Search the material for the word "object" and copy each line that holds it.

(Excerpt from a dataset)
====

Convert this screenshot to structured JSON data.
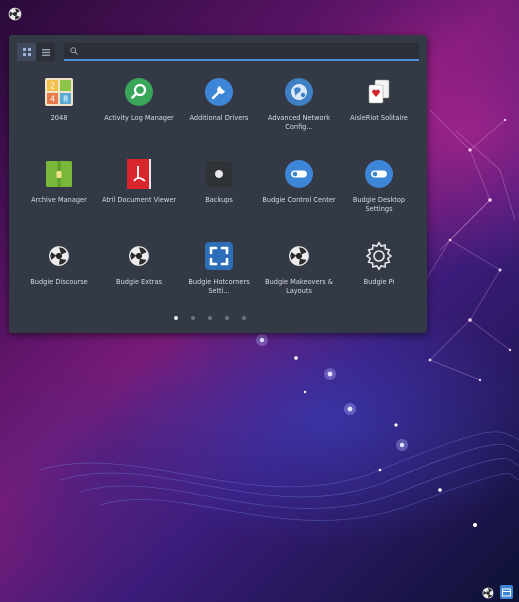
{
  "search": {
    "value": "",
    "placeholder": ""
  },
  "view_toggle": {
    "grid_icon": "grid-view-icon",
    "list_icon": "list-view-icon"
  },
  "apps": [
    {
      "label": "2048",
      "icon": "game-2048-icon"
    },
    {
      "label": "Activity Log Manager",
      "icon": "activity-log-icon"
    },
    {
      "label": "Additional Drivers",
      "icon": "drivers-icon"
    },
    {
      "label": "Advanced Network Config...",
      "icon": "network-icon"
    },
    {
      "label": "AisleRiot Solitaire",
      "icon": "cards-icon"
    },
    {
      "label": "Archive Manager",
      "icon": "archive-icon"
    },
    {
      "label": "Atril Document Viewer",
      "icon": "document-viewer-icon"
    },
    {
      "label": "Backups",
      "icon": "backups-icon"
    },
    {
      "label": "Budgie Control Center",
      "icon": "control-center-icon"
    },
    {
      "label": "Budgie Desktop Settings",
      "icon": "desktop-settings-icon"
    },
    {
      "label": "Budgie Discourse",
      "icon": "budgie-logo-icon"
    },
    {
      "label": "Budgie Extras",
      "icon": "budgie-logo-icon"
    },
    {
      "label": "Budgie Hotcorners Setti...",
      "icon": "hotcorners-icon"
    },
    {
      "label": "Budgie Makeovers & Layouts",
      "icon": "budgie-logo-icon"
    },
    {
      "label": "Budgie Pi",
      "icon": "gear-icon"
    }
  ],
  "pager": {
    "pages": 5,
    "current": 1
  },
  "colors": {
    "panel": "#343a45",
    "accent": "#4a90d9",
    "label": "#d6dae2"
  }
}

====

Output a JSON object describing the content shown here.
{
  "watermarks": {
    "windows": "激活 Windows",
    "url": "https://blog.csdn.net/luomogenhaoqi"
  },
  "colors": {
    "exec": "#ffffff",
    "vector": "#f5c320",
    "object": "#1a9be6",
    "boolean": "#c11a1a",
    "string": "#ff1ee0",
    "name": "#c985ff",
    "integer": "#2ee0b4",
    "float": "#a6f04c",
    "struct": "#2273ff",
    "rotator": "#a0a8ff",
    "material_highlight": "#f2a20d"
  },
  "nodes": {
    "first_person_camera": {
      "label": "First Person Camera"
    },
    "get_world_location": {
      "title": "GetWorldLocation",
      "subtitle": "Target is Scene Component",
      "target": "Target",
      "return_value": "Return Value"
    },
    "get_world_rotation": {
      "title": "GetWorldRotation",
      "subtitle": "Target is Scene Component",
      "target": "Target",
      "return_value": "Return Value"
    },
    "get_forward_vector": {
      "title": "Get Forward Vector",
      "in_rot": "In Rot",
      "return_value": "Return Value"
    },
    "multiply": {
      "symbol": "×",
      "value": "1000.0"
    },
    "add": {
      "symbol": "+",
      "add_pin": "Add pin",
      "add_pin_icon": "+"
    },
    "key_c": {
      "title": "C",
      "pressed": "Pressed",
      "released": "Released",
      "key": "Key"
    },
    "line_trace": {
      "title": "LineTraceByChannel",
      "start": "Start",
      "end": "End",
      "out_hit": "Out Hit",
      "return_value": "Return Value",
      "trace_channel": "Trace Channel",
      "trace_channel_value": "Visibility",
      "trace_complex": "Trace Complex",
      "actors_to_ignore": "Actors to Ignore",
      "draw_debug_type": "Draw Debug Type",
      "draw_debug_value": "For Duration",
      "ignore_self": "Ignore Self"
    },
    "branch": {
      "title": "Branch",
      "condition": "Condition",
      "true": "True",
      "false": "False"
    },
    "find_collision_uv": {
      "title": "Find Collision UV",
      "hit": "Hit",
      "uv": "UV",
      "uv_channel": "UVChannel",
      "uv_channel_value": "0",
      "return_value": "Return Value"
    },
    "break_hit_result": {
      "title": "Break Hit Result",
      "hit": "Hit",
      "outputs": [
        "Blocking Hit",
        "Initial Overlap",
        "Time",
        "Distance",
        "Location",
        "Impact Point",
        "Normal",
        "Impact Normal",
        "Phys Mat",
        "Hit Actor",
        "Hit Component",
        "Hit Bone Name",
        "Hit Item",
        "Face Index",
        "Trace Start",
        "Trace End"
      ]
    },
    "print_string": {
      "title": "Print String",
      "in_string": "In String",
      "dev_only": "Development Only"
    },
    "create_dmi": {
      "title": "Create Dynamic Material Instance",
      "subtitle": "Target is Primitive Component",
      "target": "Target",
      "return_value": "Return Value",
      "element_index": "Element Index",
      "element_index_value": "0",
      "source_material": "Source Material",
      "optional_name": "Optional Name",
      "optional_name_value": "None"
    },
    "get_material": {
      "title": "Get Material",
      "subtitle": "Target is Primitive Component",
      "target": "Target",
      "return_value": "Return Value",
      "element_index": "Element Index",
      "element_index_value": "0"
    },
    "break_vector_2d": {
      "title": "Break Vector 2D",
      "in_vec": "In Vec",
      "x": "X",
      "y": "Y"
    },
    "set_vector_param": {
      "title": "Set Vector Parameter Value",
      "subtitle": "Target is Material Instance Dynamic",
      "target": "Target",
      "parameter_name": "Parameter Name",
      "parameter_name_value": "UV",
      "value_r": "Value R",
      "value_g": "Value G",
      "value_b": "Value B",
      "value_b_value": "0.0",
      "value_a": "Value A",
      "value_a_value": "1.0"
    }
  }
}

====

▶ _Answer to this task_
Output a JSON object describing the content shown here.
    "object": "#1a9be6",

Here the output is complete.